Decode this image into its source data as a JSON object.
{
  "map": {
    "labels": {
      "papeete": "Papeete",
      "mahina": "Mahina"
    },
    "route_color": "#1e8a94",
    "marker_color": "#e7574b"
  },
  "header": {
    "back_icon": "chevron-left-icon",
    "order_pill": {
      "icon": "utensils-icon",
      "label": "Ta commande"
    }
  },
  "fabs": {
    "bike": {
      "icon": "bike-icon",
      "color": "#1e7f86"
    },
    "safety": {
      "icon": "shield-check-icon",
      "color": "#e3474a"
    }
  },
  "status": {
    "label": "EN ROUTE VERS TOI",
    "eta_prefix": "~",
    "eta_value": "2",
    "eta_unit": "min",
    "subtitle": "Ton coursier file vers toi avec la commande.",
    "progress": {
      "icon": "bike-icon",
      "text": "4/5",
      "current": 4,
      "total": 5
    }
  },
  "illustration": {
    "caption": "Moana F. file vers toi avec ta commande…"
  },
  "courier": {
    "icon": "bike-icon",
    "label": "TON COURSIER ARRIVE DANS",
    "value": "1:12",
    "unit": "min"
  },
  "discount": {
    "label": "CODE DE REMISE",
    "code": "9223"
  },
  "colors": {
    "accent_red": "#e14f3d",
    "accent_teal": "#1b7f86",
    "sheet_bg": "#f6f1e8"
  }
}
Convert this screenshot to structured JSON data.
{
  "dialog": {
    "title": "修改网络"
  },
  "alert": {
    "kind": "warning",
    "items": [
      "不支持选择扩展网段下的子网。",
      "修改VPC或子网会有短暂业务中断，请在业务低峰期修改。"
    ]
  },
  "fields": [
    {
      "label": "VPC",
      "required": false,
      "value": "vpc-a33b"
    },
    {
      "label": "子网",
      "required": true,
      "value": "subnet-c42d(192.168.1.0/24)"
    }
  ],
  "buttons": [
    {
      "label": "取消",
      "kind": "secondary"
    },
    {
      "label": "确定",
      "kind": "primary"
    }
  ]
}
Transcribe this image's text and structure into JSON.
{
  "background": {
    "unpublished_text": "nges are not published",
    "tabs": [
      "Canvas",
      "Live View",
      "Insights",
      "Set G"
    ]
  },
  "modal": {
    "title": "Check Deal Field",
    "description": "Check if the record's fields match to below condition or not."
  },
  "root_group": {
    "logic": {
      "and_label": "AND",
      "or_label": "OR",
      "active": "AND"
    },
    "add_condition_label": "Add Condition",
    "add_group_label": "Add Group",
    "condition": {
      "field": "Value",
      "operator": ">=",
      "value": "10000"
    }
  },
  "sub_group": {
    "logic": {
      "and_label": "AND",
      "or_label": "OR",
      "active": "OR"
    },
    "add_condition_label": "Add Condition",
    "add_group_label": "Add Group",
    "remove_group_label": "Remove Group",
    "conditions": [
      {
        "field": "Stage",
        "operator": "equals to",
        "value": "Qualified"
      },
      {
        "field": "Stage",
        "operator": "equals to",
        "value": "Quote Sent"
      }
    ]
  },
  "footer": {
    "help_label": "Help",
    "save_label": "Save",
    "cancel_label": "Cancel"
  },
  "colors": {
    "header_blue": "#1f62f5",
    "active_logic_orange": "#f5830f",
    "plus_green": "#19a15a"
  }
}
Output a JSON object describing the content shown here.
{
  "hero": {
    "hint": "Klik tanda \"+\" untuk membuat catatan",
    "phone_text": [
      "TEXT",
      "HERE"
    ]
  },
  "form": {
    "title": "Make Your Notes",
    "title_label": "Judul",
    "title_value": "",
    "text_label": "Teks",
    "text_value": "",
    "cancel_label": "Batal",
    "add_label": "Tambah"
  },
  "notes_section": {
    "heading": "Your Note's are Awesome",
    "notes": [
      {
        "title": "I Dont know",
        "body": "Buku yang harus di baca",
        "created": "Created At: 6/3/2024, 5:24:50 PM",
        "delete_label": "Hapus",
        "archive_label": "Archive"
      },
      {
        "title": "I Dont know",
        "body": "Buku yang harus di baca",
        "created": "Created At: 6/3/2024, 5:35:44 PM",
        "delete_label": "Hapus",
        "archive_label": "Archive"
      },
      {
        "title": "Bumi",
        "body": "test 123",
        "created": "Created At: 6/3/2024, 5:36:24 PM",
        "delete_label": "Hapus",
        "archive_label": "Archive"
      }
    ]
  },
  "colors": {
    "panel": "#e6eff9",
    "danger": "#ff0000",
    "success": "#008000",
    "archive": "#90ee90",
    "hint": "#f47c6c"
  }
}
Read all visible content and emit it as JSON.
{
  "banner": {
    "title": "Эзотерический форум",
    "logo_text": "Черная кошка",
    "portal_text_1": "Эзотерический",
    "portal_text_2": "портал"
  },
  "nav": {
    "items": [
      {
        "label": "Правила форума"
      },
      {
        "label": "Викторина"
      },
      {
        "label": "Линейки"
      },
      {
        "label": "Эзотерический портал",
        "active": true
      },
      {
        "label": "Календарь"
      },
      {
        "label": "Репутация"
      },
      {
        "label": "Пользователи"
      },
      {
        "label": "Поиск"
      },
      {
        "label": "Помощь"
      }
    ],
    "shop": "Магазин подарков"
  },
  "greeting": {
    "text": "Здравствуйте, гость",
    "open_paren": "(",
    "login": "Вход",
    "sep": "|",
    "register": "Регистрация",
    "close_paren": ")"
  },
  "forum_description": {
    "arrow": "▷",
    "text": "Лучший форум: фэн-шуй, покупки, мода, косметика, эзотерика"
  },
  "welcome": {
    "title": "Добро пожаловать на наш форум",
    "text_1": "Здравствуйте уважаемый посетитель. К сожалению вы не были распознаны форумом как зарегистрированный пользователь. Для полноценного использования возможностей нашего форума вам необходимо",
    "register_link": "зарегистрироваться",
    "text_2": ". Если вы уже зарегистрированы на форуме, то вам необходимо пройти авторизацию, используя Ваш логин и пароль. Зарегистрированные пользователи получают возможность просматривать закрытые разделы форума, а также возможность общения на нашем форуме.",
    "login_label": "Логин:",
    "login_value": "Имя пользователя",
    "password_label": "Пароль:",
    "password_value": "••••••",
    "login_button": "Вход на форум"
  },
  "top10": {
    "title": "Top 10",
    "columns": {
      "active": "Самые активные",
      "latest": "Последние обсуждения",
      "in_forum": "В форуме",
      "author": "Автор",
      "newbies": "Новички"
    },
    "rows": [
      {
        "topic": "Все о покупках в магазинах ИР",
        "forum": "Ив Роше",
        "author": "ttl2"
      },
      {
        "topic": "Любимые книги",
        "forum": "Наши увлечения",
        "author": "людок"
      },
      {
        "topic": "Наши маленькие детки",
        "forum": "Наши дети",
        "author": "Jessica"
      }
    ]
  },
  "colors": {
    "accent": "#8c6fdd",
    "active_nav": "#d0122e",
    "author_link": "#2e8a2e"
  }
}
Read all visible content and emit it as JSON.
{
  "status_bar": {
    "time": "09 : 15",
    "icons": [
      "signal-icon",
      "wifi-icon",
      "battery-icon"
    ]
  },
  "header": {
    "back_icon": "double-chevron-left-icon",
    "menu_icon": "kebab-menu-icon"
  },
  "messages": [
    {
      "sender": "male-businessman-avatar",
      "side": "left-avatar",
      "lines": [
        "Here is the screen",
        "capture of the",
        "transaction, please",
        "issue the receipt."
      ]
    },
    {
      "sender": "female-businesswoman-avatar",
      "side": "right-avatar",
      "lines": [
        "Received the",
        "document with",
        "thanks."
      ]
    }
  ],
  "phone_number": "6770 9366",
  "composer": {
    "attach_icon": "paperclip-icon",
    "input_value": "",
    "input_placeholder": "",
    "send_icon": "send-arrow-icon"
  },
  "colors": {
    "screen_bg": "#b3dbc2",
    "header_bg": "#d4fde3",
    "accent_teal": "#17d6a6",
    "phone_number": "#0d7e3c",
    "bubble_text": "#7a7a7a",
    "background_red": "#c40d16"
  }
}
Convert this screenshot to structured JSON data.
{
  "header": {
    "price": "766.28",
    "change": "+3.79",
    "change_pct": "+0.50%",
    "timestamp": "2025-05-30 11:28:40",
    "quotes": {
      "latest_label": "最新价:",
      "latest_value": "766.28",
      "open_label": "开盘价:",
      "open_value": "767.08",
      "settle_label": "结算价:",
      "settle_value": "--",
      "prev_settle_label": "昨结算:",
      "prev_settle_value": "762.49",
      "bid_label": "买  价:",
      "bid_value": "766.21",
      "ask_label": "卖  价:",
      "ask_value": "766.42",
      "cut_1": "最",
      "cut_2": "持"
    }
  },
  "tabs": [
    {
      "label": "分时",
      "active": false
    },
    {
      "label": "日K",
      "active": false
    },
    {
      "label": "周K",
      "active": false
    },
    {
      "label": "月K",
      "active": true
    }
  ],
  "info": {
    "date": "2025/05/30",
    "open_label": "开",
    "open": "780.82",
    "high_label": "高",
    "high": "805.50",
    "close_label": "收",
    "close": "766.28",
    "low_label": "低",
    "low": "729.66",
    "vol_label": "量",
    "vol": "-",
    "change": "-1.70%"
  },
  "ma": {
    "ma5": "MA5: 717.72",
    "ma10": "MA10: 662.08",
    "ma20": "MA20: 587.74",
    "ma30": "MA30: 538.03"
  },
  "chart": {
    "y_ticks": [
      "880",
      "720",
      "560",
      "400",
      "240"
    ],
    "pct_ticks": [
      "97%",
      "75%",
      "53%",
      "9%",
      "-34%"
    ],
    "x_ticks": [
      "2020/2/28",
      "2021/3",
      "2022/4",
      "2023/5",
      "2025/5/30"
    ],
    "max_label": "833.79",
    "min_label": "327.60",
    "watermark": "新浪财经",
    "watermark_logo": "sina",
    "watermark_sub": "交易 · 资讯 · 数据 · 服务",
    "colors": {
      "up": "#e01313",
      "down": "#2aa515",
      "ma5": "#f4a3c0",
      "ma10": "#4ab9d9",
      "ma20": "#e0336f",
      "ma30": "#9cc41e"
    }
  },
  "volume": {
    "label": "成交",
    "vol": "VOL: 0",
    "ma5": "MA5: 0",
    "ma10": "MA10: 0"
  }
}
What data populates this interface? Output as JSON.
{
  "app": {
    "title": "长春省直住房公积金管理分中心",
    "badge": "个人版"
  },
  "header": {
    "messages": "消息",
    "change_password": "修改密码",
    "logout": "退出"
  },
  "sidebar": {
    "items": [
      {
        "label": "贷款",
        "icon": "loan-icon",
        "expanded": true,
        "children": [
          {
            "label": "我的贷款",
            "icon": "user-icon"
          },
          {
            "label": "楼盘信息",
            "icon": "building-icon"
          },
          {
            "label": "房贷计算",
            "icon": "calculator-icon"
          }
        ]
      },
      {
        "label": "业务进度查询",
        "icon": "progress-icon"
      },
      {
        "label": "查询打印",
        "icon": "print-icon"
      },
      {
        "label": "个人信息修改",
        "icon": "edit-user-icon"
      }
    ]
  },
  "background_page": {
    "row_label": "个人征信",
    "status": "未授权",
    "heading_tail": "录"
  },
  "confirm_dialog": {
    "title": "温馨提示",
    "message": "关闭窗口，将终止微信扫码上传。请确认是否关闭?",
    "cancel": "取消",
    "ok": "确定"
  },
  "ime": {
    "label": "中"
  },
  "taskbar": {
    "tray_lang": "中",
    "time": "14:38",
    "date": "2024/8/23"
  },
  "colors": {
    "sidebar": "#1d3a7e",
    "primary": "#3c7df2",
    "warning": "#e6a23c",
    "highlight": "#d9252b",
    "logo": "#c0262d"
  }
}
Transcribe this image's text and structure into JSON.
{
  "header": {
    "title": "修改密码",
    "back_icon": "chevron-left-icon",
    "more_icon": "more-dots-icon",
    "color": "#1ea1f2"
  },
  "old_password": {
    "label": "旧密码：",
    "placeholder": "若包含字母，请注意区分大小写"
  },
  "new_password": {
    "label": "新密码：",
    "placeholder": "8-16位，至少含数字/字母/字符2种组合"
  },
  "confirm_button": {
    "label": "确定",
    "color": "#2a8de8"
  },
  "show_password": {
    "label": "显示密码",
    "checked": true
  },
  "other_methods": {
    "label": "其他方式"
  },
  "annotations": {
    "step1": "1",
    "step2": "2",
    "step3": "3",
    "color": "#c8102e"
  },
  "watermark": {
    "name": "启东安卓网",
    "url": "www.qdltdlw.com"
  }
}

TASK REQUIREMENTS ▸ Look through the material above and pick out each line holding the word "Вход".

COMPLETE RESPONSE ▸
    "login": "Вход",
    "login_button": "Вход на форум"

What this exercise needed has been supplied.